● Exercise aim
Output all entries verbatim. Skip pictures.
Task inputs start
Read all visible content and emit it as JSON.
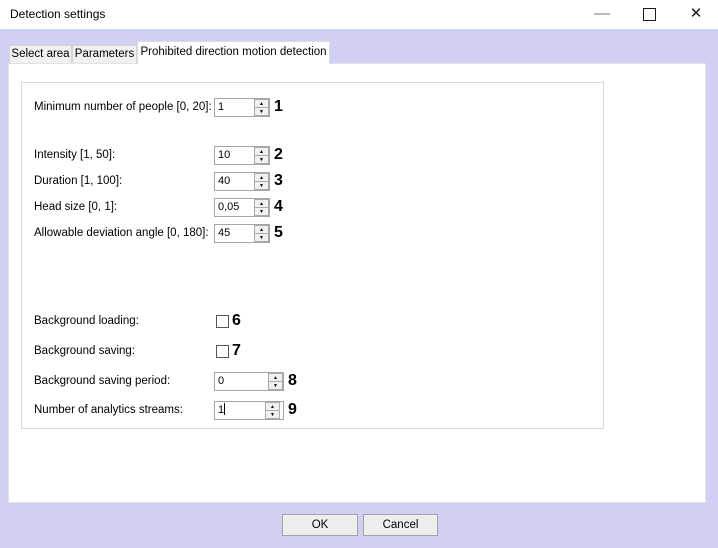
{
  "window": {
    "title": "Detection settings",
    "close_glyph": "✕"
  },
  "tabs": [
    {
      "label": "Select area",
      "active": false
    },
    {
      "label": "Parameters",
      "active": false
    },
    {
      "label": "Prohibited direction motion detection",
      "active": true
    }
  ],
  "group": {
    "rows": [
      {
        "type": "spinner",
        "label": "Minimum number of people [0, 20]:",
        "value": "1",
        "annotation": "1"
      },
      {
        "type": "spinner",
        "label": "Intensity [1, 50]:",
        "value": "10",
        "annotation": "2"
      },
      {
        "type": "spinner",
        "label": "Duration [1, 100]:",
        "value": "40",
        "annotation": "3"
      },
      {
        "type": "spinner",
        "label": "Head size [0, 1]:",
        "value": "0,05",
        "annotation": "4"
      },
      {
        "type": "spinner",
        "label": "Allowable deviation angle [0, 180]:",
        "value": "45",
        "annotation": "5"
      },
      {
        "type": "checkbox",
        "label": "Background loading:",
        "checked": false,
        "annotation": "6"
      },
      {
        "type": "checkbox",
        "label": "Background saving:",
        "checked": false,
        "annotation": "7"
      },
      {
        "type": "spinner",
        "label": "Background saving period:",
        "value": "0",
        "annotation": "8"
      },
      {
        "type": "spinner",
        "label": "Number of analytics streams:",
        "value": "1",
        "annotation": "9",
        "focused": true
      }
    ]
  },
  "footer": {
    "ok_label": "OK",
    "cancel_label": "Cancel"
  },
  "colors": {
    "dialog_background": "#d0d0f5",
    "titlebar_background": "#ffffff",
    "page_background": "#ffffff",
    "inactive_tab_background": "#f0f0f0",
    "control_border": "#a5a5a5",
    "groupbox_border": "#d9d9d9"
  }
}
Task inputs end
● Written answer
Read all visible content and emit it as JSON.
{
  "window": {
    "title": "Detection settings",
    "close_glyph": "✕"
  },
  "tabs": [
    {
      "label": "Select area",
      "active": false
    },
    {
      "label": "Parameters",
      "active": false
    },
    {
      "label": "Prohibited direction motion detection",
      "active": true
    }
  ],
  "group": {
    "rows": [
      {
        "type": "spinner",
        "label": "Minimum number of people [0, 20]:",
        "value": "1",
        "annotation": "1"
      },
      {
        "type": "spinner",
        "label": "Intensity [1, 50]:",
        "value": "10",
        "annotation": "2"
      },
      {
        "type": "spinner",
        "label": "Duration [1, 100]:",
        "value": "40",
        "annotation": "3"
      },
      {
        "type": "spinner",
        "label": "Head size [0, 1]:",
        "value": "0,05",
        "annotation": "4"
      },
      {
        "type": "spinner",
        "label": "Allowable deviation angle [0, 180]:",
        "value": "45",
        "annotation": "5"
      },
      {
        "type": "checkbox",
        "label": "Background loading:",
        "checked": false,
        "annotation": "6"
      },
      {
        "type": "checkbox",
        "label": "Background saving:",
        "checked": false,
        "annotation": "7"
      },
      {
        "type": "spinner",
        "label": "Background saving period:",
        "value": "0",
        "annotation": "8"
      },
      {
        "type": "spinner",
        "label": "Number of analytics streams:",
        "value": "1",
        "annotation": "9",
        "focused": true
      }
    ]
  },
  "footer": {
    "ok_label": "OK",
    "cancel_label": "Cancel"
  },
  "colors": {
    "dialog_background": "#d0d0f5",
    "titlebar_background": "#ffffff",
    "page_background": "#ffffff",
    "inactive_tab_background": "#f0f0f0",
    "control_border": "#a5a5a5",
    "groupbox_border": "#d9d9d9"
  }
}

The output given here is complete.